---------- RECORDS FOR THIS TASK ----------

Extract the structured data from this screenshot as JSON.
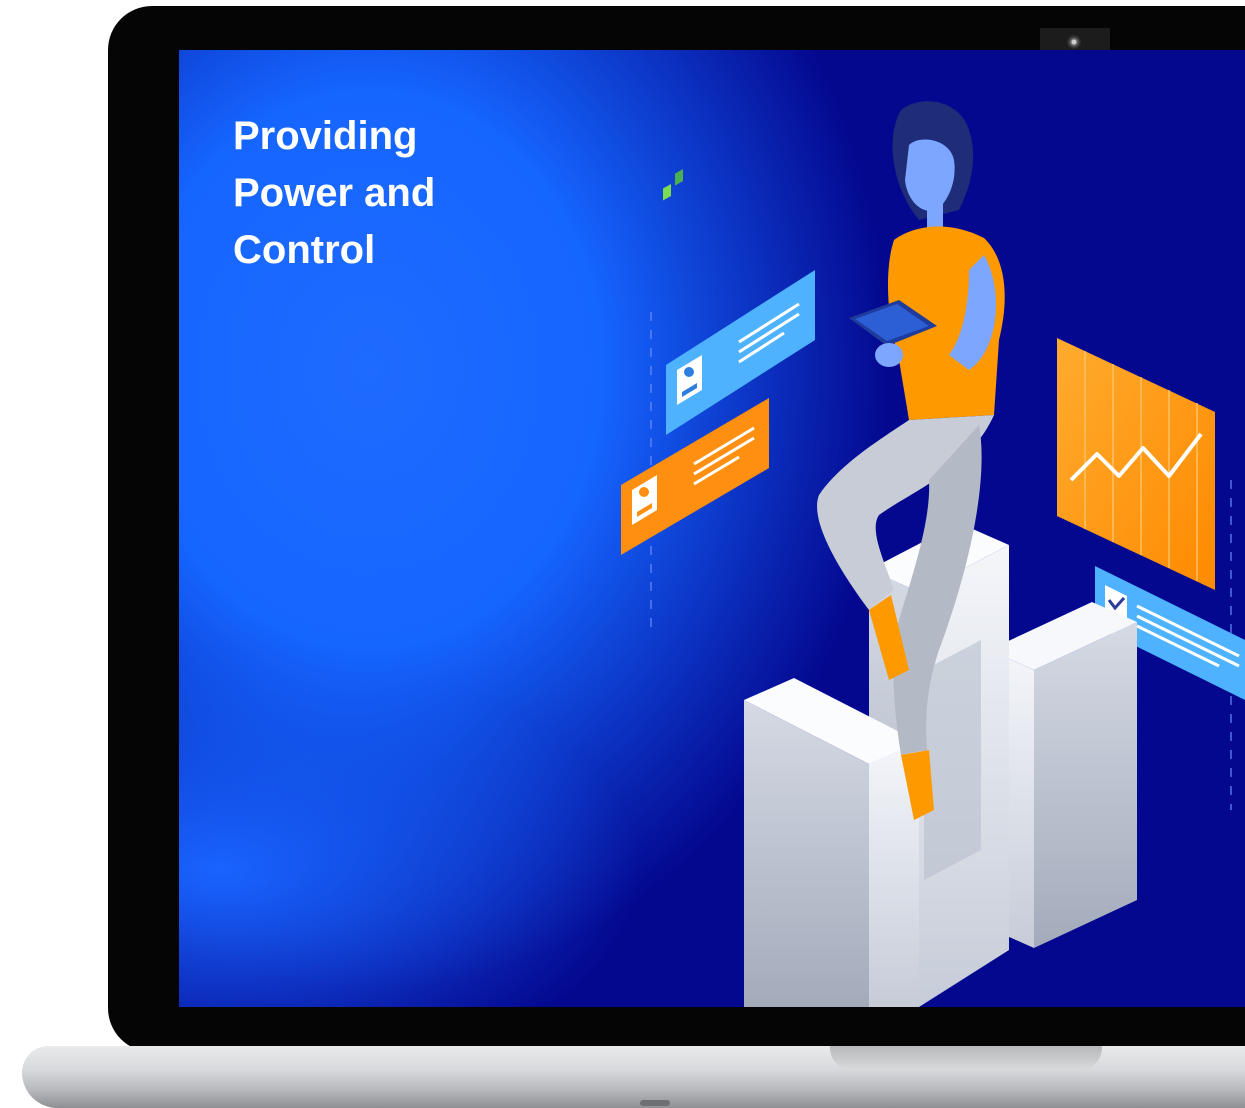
{
  "screen": {
    "headline_lines": [
      "Providing",
      "Power and",
      "Control"
    ]
  },
  "colors": {
    "bezel": "#050505",
    "screen_dark_blue": "#04088f",
    "screen_bright_blue": "#1f6bff",
    "accent_orange": "#ff9900",
    "card_blue": "#4fb2ff",
    "pillar_white": "#e8ebf2"
  },
  "illustration": {
    "icons": [
      "person-card-icon",
      "checkmark-icon",
      "line-chart-icon",
      "tablet-icon"
    ]
  }
}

----------

WHAT YOU HAVE TO DO: Restate each line of the records exactly; pictures do not belong in the copy.

RESULT FOR THIS TASK:
Extract the structured data from this screenshot as JSON.
{
  "screen": {
    "headline_lines": [
      "Providing",
      "Power and",
      "Control"
    ]
  },
  "colors": {
    "bezel": "#050505",
    "screen_dark_blue": "#04088f",
    "screen_bright_blue": "#1f6bff",
    "accent_orange": "#ff9900",
    "card_blue": "#4fb2ff",
    "pillar_white": "#e8ebf2"
  },
  "illustration": {
    "icons": [
      "person-card-icon",
      "checkmark-icon",
      "line-chart-icon",
      "tablet-icon"
    ]
  }
}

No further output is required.